Entre los años 1976, tras el derrocamiento del gobierno constitucional de Isabel Martínez de Perón, y 1983, con la reinstauración de la democracia presidida por el doctor Raúl Ricardo Alfonsín, Argentina vivió sometida a la dictadura más sangrienta de su historia (una historia signada por la violencia, el exilio y las fracturas constitucionales). A diferencia de otras dictaduras (desde la de Uriburu hasta Lanusse pasando por la de Onganía), ésta no sólo se constituyó a partir de una economía liberal (en el sentido más reaccionario, y no anglosajón, del término), una férrea censura y una militarización de los estamentos sociales y culturales, sino que le añadió un elemento inédito hasta ese momento en el país: el terrorismo de Estado, un mecanismo demoledor y desbordante de sevicia que supo sintetizar como nadie el entonces gobernador de la provincia de Buenos Aires, el general ibérico Saint Jean, con una frase tristemente célebre pero harto ilustrativa: "Primero vamos a eliminar a todos los subversivos, después a sus colaboradores, después a los indiferentes y por último a los tímidos". Tal siniestro programa de gobierno tuvo como colofón –entre varios y múltiples resultados que incidieron y aún inciden en la conformación de la sociedad argentina– un considerable número de lo que se denominó "desaparecidos": vale decir, militantes (en su mayoría) políticos, sindicales y universitarios que fueron secuestrados, torturados, recluidos en centros ilegales de detención y asesinados.

### [Contenido almacenado de una colección]
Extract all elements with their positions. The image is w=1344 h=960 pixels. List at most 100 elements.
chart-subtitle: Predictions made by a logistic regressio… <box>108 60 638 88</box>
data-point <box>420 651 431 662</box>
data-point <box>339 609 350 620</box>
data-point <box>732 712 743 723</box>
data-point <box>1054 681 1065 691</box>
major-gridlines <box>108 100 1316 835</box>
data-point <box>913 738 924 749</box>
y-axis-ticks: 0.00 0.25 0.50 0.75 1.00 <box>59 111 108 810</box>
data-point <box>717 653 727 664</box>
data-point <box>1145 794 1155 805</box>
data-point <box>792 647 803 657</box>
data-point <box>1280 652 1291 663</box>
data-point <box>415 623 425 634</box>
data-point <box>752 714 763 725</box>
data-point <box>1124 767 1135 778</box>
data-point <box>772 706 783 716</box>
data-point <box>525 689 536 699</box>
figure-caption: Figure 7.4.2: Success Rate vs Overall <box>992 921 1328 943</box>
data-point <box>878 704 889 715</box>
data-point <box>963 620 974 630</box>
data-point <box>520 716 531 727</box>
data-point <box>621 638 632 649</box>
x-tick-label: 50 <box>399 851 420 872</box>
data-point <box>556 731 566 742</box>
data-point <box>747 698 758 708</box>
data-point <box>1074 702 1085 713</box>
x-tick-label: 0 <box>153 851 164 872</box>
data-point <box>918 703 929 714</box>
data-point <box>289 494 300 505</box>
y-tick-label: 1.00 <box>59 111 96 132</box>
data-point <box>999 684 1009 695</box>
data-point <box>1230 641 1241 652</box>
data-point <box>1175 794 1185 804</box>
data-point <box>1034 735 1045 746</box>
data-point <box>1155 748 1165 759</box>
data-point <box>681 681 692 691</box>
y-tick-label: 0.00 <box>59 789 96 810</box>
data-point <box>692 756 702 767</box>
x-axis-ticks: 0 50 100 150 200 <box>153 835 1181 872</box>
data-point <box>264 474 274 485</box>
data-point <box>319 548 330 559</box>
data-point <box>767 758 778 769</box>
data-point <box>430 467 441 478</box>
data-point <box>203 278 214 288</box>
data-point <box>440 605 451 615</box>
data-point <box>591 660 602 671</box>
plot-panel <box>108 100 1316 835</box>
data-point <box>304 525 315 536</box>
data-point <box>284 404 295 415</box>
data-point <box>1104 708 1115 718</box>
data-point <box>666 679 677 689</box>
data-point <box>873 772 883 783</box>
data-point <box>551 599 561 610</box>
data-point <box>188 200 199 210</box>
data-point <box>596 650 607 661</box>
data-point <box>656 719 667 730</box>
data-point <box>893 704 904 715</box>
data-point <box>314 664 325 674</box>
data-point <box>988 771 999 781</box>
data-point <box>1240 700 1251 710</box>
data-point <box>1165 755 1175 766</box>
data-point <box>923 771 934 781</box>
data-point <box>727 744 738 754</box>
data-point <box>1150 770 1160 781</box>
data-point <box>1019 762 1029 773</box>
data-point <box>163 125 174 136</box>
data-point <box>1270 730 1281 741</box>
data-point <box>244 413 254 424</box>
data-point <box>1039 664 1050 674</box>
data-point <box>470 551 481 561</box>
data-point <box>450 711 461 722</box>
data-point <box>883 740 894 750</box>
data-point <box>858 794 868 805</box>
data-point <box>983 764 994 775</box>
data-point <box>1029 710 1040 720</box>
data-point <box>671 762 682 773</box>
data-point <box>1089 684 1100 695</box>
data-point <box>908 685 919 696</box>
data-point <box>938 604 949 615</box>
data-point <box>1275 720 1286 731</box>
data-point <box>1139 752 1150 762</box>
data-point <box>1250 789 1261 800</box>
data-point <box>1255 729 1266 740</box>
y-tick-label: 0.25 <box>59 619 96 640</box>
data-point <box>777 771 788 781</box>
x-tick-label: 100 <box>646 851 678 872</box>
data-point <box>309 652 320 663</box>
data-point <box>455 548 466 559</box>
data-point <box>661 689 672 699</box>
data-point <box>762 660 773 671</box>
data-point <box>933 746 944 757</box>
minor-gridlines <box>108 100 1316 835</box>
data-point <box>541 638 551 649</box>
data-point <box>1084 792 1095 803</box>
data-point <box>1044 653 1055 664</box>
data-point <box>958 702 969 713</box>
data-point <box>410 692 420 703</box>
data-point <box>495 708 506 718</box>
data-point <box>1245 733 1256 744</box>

### [Sobre este ejercicio]
Según el texto sobre la dictadura argentina, ¿entre qué años vivió el país esa dictadura? El listado no guarda relación con el texto.

### [Respuesta]
Entre 1976 y 1983.